A run of records
-- begin --
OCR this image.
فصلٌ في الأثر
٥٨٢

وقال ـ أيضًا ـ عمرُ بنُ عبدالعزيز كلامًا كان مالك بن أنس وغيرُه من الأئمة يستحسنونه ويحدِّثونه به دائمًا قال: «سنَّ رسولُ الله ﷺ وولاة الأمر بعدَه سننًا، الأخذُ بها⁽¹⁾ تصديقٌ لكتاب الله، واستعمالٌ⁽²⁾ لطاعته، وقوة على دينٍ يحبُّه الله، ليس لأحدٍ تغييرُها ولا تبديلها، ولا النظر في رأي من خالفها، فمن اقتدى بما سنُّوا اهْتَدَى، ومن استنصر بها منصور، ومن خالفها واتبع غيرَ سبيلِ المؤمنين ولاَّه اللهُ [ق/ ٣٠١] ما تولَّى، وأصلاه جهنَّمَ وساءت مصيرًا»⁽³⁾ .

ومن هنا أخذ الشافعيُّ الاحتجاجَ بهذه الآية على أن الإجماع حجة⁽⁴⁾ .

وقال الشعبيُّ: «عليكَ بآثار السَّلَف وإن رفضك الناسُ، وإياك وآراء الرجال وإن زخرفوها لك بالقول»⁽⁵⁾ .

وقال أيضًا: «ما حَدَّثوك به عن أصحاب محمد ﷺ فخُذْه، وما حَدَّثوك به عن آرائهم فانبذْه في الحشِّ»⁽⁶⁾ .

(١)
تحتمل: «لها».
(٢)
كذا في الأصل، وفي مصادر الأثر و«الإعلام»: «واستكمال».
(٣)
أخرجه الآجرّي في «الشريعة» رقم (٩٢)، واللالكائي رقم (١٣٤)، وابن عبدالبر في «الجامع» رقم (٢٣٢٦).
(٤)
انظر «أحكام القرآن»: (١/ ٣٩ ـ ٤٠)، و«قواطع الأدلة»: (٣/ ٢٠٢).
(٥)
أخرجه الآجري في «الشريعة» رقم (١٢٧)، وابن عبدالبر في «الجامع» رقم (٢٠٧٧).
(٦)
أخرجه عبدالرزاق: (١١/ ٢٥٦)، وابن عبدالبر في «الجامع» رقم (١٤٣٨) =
-- end --
Exercise task: Above are some records; repeat all of them exactly.

Expected answer:
OCR this image.
فصلٌ في الأثر
٥٨٢

وقال ـ أيضًا ـ عمرُ بنُ عبدالعزيز كلامًا كان مالك بن أنس وغيرُه من الأئمة يستحسنونه ويحدِّثونه به دائمًا قال: «سنَّ رسولُ الله ﷺ وولاة الأمر بعدَه سننًا، الأخذُ بها⁽¹⁾ تصديقٌ لكتاب الله، واستعمالٌ⁽²⁾ لطاعته، وقوة على دينٍ يحبُّه الله، ليس لأحدٍ تغييرُها ولا تبديلها، ولا النظر في رأي من خالفها، فمن اقتدى بما سنُّوا اهْتَدَى، ومن استنصر بها منصور، ومن خالفها واتبع غيرَ سبيلِ المؤمنين ولاَّه اللهُ [ق/ ٣٠١] ما تولَّى، وأصلاه جهنَّمَ وساءت مصيرًا»⁽³⁾ .

ومن هنا أخذ الشافعيُّ الاحتجاجَ بهذه الآية على أن الإجماع حجة⁽⁴⁾ .

وقال الشعبيُّ: «عليكَ بآثار السَّلَف وإن رفضك الناسُ، وإياك وآراء الرجال وإن زخرفوها لك بالقول»⁽⁵⁾ .

وقال أيضًا: «ما حَدَّثوك به عن أصحاب محمد ﷺ فخُذْه، وما حَدَّثوك به عن آرائهم فانبذْه في الحشِّ»⁽⁶⁾ .

(١)
تحتمل: «لها».
(٢)
كذا في الأصل، وفي مصادر الأثر و«الإعلام»: «واستكمال».
(٣)
أخرجه الآجرّي في «الشريعة» رقم (٩٢)، واللالكائي رقم (١٣٤)، وابن عبدالبر في «الجامع» رقم (٢٣٢٦).
(٤)
انظر «أحكام القرآن»: (١/ ٣٩ ـ ٤٠)، و«قواطع الأدلة»: (٣/ ٢٠٢).
(٥)
أخرجه الآجري في «الشريعة» رقم (١٢٧)، وابن عبدالبر في «الجامع» رقم (٢٠٧٧).
(٦)
أخرجه عبدالرزاق: (١١/ ٢٥٦)، وابن عبدالبر في «الجامع» رقم (١٤٣٨) =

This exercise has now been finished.